Data records:
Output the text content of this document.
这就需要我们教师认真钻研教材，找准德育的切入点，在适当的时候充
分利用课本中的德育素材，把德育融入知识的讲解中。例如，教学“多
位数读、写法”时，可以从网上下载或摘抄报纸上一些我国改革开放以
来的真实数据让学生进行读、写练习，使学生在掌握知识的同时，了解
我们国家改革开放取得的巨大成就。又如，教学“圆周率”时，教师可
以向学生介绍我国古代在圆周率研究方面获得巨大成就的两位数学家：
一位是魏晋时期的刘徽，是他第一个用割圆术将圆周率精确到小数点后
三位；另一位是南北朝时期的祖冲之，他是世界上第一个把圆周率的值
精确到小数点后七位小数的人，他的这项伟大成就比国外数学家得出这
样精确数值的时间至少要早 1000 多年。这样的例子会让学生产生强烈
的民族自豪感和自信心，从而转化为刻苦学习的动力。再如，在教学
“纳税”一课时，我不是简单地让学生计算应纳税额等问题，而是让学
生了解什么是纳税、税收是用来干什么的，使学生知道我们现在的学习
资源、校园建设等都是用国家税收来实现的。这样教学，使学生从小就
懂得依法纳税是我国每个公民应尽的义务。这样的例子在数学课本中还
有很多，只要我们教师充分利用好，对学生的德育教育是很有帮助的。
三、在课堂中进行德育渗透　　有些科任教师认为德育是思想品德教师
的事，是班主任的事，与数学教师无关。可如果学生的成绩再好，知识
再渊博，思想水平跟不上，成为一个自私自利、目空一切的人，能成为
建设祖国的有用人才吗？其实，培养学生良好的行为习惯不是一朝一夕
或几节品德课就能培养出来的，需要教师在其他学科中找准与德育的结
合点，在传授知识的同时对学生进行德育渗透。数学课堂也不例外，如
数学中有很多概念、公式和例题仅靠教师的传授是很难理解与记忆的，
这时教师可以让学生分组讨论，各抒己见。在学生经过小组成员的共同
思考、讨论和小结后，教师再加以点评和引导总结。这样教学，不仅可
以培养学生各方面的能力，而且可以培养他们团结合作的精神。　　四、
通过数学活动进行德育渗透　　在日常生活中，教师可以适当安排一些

==

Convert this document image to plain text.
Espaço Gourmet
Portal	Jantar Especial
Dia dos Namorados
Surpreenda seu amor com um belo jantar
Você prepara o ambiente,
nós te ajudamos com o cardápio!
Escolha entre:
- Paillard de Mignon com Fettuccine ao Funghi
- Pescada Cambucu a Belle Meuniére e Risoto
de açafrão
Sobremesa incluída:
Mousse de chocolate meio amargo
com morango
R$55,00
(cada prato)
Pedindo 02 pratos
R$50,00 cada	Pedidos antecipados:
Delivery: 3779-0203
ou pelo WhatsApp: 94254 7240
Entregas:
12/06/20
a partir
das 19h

---

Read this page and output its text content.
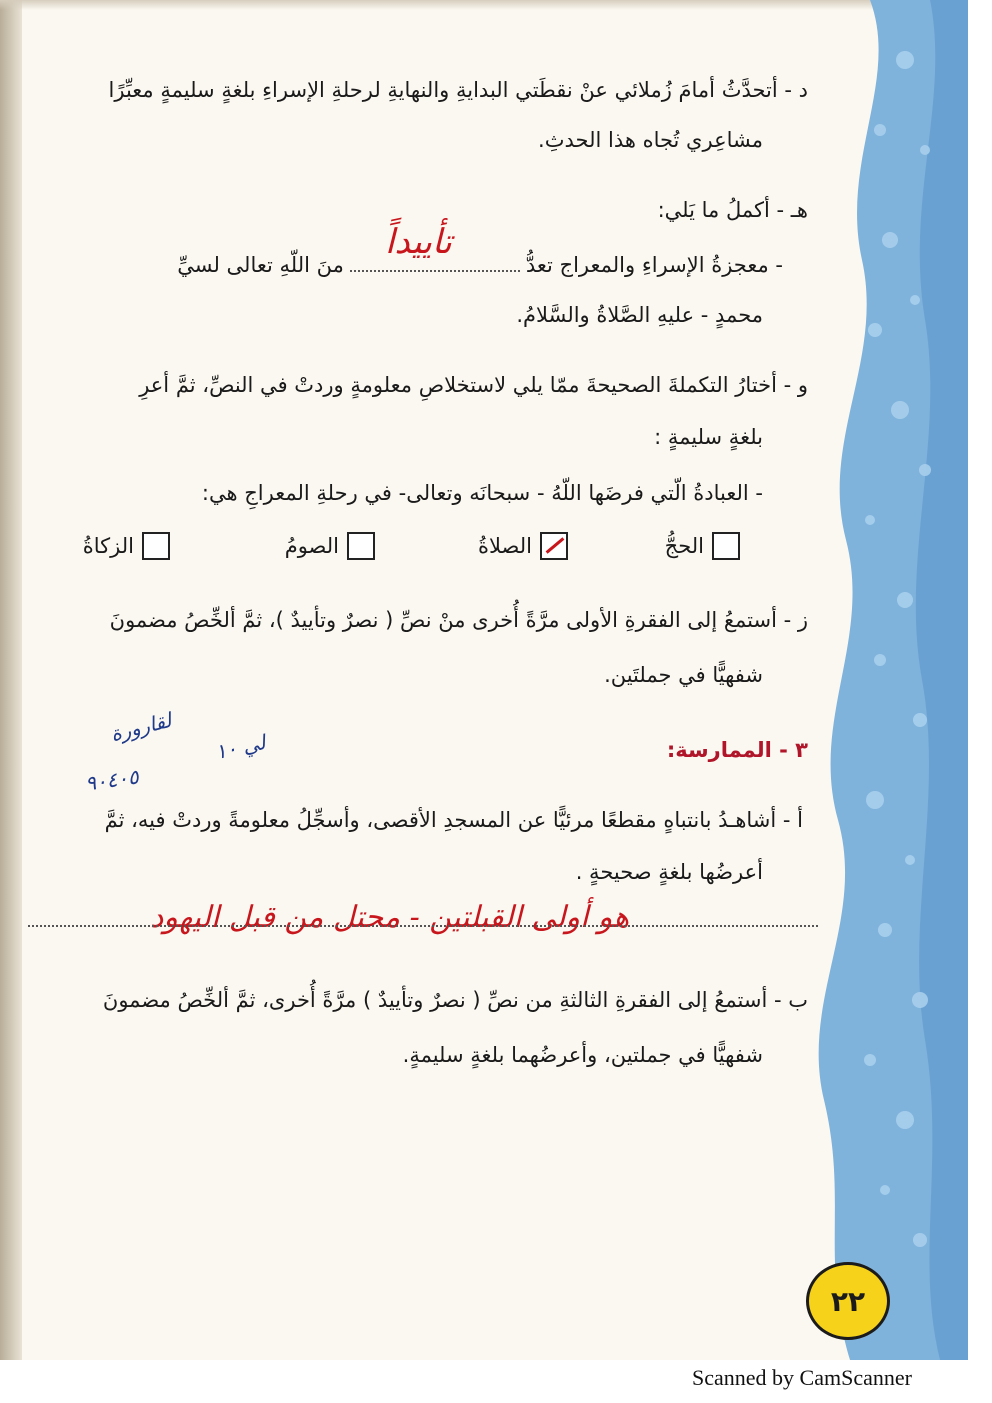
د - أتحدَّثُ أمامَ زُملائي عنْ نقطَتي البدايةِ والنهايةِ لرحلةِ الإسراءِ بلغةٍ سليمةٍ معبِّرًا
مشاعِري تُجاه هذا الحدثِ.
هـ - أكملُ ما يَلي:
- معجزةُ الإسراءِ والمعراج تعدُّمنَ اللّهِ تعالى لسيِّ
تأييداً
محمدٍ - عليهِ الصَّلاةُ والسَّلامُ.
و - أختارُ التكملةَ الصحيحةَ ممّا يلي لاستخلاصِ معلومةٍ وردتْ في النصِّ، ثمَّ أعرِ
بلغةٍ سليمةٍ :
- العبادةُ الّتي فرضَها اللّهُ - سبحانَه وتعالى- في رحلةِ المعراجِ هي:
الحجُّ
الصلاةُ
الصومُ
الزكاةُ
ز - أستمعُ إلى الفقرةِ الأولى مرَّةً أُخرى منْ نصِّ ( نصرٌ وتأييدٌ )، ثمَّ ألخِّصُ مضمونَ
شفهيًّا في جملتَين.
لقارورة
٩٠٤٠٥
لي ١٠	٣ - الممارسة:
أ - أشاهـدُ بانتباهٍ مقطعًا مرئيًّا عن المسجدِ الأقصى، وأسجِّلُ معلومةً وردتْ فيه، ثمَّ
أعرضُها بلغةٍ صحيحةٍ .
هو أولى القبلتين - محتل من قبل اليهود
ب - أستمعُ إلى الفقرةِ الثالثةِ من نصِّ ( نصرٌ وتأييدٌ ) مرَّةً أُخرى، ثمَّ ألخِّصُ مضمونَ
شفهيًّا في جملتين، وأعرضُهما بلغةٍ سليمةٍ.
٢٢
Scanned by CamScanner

(WRITTEN INSTRUCTION) List each line holding the string "这样教学".

(RESULT OF THIS TASK)
资源、校园建设等都是用国家税收来实现的。这样教学，使学生从小就
思考、讨论和小结后，教师再加以点评和引导总结。这样教学，不仅可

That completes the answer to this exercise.